◆ Trecho fornecido:
++++++++++

Representantes do Poder Executivo e da comunidade judaica se reuniram nesta quarta-feira (28), no Palácio do Planalto, para discutir estratégias de enfrentamento ao antissemitismo no Brasil. O encontro destacou o papel da educação na prevenção de crimes de ódio e no fortalecimento da democracia.
O presidente em exercício, Geraldo Alckmin, enfatizou a importância do diálogo e da construção de propostas concretas contra todas as formas de discriminação. Ele destacou as contribuições históricas da comunidade judaica ao desenvolvimento do país em áreas como ciência, cultura, medicina e atividade empresarial. “Vamos trabalhar para que a gente possa avançar ainda mais, prestando não apenas justiça à comunidade judaica, mas principalmente promovendo valores que são essenciais à civilização”, afirmou Alckmin.
A ministra da Secretaria de Relações Institucionais, Gleisi Hoffmann, ressaltou que o combate ao antissemitismo faz parte do compromisso do governo Lula de enfrentar preconceitos e discriminações. Ela mencionou que o presidente Luiz Inácio Lula da Silva foi o primeiro a realizar uma visita de Estado a Israel, em 2010, e que a diplomacia brasileira defende a paz e a coexistência de dois estados soberanos, Israel e Palestina.
A ministra dos Direitos Humanos e da Cidadania, Macaé Evaristo, alertou para os riscos da intolerância às instituições democráticas e destacou a relação entre a preservação da democracia e o enfrentamento ao ódio.
O presidente da Confederação Israelita do Brasil (Conib), Claudio Lottenberg, classificou o encontro como essencial em um momento de crescimento global do antissemitismo, reforçando a necessidade de ações articuladas entre Estado e sociedade civil.

++++++++++

◆ Listagem apresentada:
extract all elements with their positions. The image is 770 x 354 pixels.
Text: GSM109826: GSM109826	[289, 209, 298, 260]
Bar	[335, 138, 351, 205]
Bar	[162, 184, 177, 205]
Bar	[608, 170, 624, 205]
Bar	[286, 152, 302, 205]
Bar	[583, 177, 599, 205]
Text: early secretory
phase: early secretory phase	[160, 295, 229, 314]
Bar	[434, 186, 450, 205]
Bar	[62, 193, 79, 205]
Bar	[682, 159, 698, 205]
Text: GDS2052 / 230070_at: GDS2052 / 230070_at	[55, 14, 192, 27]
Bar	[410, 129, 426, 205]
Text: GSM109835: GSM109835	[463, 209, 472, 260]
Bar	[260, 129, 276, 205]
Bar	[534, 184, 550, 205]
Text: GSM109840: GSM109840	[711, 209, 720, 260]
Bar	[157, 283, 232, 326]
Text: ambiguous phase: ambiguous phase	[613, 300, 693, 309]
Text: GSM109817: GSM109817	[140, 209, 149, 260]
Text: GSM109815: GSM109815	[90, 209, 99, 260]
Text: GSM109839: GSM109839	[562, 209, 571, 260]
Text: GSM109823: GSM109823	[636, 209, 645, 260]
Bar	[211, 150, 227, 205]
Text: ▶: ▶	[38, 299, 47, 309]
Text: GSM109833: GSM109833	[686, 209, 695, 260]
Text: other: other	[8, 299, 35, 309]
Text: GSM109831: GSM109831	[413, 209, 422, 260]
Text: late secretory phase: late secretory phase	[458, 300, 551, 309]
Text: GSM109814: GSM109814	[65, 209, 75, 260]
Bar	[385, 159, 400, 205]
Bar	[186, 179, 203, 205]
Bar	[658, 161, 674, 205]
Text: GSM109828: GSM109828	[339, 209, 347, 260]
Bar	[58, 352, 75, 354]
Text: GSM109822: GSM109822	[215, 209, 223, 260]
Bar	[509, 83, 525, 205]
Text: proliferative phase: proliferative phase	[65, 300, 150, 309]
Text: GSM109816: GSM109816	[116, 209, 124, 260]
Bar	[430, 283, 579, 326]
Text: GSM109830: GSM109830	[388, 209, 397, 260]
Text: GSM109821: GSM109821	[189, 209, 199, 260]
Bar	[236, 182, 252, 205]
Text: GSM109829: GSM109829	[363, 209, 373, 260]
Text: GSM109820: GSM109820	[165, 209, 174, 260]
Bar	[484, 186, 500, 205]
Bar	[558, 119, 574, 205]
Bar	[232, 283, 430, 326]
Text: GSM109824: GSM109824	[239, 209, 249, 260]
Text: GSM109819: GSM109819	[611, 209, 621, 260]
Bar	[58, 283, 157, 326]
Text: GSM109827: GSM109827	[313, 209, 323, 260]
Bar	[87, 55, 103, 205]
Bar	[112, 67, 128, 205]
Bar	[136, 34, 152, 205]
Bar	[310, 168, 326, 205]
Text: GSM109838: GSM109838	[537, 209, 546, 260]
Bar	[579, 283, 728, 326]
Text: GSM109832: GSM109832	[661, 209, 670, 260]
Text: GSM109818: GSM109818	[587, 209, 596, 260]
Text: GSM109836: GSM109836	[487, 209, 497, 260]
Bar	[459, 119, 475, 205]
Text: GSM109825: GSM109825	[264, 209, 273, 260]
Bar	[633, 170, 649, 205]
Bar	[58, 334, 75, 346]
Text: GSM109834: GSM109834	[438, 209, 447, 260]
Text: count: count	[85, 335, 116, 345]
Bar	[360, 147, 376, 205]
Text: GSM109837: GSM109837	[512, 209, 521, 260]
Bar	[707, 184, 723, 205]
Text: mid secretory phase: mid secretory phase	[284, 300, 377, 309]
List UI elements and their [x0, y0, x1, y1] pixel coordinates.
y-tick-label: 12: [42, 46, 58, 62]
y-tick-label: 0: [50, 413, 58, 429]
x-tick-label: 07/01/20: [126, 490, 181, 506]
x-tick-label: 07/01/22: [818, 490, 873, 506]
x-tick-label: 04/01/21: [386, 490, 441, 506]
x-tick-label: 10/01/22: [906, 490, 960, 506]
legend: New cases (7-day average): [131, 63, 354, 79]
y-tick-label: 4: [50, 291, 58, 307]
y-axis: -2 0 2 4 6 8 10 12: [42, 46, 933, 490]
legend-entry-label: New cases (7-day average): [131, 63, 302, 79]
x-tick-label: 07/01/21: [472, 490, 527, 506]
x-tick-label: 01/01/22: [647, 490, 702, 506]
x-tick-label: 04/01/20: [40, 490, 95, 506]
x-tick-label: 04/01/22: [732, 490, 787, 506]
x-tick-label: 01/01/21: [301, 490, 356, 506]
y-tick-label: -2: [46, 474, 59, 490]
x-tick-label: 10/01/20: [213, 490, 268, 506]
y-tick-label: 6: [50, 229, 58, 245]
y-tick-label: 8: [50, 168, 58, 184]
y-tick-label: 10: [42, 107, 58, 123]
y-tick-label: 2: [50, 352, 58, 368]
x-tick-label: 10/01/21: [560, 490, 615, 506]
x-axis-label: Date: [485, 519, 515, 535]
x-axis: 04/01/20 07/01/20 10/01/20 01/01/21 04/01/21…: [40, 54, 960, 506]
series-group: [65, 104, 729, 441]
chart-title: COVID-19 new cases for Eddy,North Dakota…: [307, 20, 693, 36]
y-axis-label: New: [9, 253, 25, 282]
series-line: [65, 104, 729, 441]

++++++++++

◆ Tarefa proposta 1: Copie, sem qualquer alteração, a passagem da notícia sobre o combate ao antissemitismo que se estende de "A ministra da" até "enfrentamento ao ódio.".
◆ Tarefa proposta 2: Prossiga com a notícia sobre a reunião no Palácio do Planalto contra o antissemitismo a partir do ponto em que ela termina.

◆ Resposta 1:
A ministra da Secretaria de Relações Institucionais, Gleisi Hoffmann, ressaltou que o combate ao antissemitismo faz parte do compromisso do governo Lula de enfrentar preconceitos e discriminações. Ela mencionou que o presidente Luiz Inácio Lula da Silva foi o primeiro a realizar uma visita de Estado a Israel, em 2010, e que a diplomacia brasileira defende a paz e a coexistência de dois estados soberanos, Israel e Palestina.
A ministra dos Direitos Humanos e da Cidadania, Macaé Evaristo, alertou para os riscos da intolerância às instituições democráticas e destacou a relação entre a preservação da democracia e o enfrentamento ao ódio.

◆ Resposta 2:
Participaram pesquisadores de universidades de cinco estados, rabinos, representantes de instituições como o Museu do Holocausto de Curitiba e movimentos como Judeus pela Democracia e Casa do Povo. A historiadora Lilia Schwarcz, da Universidade de São Paulo, participou remotamente e defendeu a educação como ferramenta eficaz contra o antissemitismo, criticando sua abordagem pontual nos currículos escolares. Ela enfatizou que o tema é um desafio para a democracia brasileira e defendeu políticas baseadas na empatia e na diversidade.
Gleisi Hoffmann destacou que políticas educacionais abrangentes são transformadoras para enfrentar a intolerância, e a reunião já estava prevista desde o ano anterior.
O Brasil repudia o antissemitismo com base na Constituição Federal de 1988, que garante a liberdade religiosa, e na Lei nº 7.716/1989, que criminaliza discriminação e preconceito. Tratados internacionais, como a Declaração Universal dos Direitos Humanos de 1948 e a Convenção Internacional contra a Discriminação Racial de 1965, reforçam esse compromisso.